**Exercise brief:** Find every line in the records that holds the string "TestCase". Copy each one.

**Dataset:**
§

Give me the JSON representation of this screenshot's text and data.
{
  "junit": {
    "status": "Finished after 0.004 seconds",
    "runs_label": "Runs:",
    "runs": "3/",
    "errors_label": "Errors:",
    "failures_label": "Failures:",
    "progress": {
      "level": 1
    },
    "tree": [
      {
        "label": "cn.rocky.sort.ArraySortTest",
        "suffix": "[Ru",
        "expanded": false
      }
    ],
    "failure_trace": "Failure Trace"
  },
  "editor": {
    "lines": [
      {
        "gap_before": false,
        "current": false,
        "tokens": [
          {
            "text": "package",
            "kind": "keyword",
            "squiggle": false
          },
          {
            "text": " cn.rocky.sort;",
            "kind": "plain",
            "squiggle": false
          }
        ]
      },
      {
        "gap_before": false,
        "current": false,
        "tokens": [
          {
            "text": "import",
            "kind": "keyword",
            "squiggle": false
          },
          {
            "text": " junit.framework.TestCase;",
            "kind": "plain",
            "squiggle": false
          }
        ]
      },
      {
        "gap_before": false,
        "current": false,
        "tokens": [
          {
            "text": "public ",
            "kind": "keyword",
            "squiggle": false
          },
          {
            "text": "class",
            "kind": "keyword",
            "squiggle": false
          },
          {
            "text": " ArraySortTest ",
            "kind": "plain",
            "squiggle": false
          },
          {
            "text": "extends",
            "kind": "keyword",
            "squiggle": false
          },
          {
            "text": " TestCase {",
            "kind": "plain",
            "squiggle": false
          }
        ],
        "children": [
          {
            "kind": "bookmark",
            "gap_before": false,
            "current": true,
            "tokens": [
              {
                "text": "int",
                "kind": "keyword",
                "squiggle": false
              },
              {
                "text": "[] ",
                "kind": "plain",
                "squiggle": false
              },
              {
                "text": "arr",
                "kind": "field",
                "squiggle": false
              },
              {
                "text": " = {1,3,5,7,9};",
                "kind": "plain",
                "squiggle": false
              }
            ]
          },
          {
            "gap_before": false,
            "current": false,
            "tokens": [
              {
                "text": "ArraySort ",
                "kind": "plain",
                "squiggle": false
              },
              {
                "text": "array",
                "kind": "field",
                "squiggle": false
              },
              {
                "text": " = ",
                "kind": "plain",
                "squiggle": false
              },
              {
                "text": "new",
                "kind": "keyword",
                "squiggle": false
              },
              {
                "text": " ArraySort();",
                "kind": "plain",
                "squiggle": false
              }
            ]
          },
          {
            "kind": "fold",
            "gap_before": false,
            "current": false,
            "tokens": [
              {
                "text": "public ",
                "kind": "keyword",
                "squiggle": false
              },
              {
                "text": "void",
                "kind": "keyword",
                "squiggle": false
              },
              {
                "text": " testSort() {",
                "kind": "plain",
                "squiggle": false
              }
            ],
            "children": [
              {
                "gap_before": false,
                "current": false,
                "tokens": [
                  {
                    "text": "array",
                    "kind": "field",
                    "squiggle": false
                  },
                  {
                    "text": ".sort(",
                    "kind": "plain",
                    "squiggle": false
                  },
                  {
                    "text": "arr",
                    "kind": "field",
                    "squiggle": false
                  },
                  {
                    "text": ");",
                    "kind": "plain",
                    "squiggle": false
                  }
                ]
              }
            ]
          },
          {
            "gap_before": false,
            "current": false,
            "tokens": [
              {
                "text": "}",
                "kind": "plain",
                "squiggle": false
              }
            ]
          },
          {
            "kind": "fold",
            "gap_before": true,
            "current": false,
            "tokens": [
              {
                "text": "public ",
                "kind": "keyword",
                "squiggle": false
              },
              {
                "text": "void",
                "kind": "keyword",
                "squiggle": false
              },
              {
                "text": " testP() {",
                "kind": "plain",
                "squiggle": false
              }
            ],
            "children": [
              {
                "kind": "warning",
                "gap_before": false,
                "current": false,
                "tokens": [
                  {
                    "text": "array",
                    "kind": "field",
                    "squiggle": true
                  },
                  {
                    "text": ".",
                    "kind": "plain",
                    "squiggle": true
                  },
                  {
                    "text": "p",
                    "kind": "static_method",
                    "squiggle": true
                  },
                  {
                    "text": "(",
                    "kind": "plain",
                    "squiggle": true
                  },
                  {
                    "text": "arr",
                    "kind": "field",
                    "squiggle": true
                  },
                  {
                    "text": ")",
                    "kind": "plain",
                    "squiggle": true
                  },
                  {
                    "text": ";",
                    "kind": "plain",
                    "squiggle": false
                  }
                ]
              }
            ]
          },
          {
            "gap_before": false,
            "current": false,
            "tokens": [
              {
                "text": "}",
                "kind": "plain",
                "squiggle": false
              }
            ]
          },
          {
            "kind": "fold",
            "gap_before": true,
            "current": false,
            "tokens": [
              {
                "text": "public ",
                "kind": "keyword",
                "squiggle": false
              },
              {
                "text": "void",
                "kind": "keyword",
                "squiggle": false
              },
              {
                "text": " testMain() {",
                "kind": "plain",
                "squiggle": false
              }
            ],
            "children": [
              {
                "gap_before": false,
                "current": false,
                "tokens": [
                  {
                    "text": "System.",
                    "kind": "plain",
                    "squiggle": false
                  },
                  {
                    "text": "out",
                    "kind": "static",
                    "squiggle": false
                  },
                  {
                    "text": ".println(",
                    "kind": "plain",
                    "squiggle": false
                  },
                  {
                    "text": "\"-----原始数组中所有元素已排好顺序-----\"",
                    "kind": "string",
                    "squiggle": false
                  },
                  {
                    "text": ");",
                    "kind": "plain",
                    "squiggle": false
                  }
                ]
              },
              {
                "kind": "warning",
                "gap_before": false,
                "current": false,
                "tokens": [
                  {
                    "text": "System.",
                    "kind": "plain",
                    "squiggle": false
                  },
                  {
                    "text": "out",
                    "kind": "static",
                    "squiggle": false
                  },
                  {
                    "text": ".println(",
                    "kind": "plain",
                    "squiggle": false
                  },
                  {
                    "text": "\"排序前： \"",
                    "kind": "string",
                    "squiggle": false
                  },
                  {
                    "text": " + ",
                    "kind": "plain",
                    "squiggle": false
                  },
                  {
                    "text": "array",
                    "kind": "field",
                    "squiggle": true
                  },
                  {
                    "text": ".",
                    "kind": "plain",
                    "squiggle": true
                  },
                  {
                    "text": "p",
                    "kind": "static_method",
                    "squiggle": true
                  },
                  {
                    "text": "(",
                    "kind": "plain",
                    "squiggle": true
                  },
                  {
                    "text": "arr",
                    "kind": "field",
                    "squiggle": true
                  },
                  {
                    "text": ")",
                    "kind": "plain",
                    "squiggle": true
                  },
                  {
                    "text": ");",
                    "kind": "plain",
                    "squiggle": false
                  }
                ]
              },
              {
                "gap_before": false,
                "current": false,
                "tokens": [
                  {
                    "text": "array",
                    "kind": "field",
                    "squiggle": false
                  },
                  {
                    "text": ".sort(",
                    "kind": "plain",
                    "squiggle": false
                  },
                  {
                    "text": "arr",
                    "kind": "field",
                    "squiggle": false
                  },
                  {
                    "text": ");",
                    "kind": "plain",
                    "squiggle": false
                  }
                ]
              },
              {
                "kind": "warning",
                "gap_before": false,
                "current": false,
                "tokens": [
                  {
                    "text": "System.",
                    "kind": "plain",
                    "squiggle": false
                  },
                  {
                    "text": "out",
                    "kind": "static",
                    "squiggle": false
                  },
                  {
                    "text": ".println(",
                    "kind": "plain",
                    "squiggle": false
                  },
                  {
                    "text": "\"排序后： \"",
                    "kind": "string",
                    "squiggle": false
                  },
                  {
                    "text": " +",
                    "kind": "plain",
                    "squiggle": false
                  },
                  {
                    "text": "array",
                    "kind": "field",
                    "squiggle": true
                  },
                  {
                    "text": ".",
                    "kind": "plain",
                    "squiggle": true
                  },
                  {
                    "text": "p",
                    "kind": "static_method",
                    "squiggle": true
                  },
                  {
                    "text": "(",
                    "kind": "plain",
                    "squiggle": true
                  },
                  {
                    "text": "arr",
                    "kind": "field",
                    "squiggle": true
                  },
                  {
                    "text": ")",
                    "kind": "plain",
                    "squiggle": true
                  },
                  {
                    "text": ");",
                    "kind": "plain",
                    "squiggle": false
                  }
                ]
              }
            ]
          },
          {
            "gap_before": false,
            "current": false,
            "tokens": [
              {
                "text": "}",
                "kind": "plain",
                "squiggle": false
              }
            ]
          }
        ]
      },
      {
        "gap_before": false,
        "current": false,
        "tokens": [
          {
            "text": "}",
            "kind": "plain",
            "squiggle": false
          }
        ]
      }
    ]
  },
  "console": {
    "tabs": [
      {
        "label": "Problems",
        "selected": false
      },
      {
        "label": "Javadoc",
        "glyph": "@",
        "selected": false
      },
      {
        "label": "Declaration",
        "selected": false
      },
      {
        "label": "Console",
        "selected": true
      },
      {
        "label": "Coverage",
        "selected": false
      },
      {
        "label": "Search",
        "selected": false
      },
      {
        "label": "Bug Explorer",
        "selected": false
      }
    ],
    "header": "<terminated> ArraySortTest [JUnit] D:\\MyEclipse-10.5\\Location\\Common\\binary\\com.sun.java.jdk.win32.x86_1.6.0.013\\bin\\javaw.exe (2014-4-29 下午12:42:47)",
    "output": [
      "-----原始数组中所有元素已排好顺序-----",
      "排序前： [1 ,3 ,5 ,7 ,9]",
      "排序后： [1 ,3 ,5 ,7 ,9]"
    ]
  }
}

§

**Answer to the task:**
            "text": " junit.framework.TestCase;",
            "text": " TestCase {",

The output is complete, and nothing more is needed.